• **WORK REQUIRED**: From the line containing "Output the text content of this document." through the last line of the entries below, repeat each line word for word and leave out the rest.

• **RECORDED DATA**:
--- Start ---

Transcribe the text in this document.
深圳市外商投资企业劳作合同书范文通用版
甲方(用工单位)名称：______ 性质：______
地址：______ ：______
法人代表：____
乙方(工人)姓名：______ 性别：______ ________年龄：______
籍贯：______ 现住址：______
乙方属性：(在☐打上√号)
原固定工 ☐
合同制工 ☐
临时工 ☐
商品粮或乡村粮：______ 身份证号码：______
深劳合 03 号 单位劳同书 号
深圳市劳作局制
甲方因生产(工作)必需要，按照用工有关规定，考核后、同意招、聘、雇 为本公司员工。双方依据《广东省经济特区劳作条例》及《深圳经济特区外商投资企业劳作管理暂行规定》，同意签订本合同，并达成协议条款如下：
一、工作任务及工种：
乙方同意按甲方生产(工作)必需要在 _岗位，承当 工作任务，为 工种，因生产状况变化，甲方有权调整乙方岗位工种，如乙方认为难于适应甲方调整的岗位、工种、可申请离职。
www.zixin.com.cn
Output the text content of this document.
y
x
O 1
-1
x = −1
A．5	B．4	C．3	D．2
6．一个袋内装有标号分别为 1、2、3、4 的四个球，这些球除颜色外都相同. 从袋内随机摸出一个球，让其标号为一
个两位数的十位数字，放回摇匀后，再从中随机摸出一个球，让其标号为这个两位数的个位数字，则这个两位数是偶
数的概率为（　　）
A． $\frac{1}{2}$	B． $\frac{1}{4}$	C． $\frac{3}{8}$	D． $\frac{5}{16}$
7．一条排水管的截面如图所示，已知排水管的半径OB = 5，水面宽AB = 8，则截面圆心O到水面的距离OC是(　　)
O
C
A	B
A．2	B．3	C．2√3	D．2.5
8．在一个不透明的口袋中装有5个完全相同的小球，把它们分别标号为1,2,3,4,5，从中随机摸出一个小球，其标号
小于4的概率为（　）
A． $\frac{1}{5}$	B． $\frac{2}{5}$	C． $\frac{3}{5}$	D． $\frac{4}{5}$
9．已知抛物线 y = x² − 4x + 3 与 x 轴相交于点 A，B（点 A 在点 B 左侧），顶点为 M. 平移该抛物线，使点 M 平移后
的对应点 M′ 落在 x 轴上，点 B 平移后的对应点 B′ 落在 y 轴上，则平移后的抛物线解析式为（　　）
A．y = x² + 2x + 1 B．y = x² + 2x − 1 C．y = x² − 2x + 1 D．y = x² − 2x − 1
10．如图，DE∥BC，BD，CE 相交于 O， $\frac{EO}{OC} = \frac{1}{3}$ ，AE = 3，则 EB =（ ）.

--- End ---

• **ANSWER**:
Output the text content of this document.
y
x
O 1
-1
x = −1
A．5	B．4	C．3	D．2
6．一个袋内装有标号分别为 1、2、3、4 的四个球，这些球除颜色外都相同. 从袋内随机摸出一个球，让其标号为一
个两位数的十位数字，放回摇匀后，再从中随机摸出一个球，让其标号为这个两位数的个位数字，则这个两位数是偶
数的概率为（　　）
A． $\frac{1}{2}$	B． $\frac{1}{4}$	C． $\frac{3}{8}$	D． $\frac{5}{16}$
7．一条排水管的截面如图所示，已知排水管的半径OB = 5，水面宽AB = 8，则截面圆心O到水面的距离OC是(　　)
O
C
A	B
A．2	B．3	C．2√3	D．2.5
8．在一个不透明的口袋中装有5个完全相同的小球，把它们分别标号为1,2,3,4,5，从中随机摸出一个小球，其标号
小于4的概率为（　）
A． $\frac{1}{5}$	B． $\frac{2}{5}$	C． $\frac{3}{5}$	D． $\frac{4}{5}$
9．已知抛物线 y = x² − 4x + 3 与 x 轴相交于点 A，B（点 A 在点 B 左侧），顶点为 M. 平移该抛物线，使点 M 平移后
的对应点 M′ 落在 x 轴上，点 B 平移后的对应点 B′ 落在 y 轴上，则平移后的抛物线解析式为（　　）
A．y = x² + 2x + 1 B．y = x² + 2x − 1 C．y = x² − 2x + 1 D．y = x² − 2x − 1
10．如图，DE∥BC，BD，CE 相交于 O， $\frac{EO}{OC} = \frac{1}{3}$ ，AE = 3，则 EB =（ ）.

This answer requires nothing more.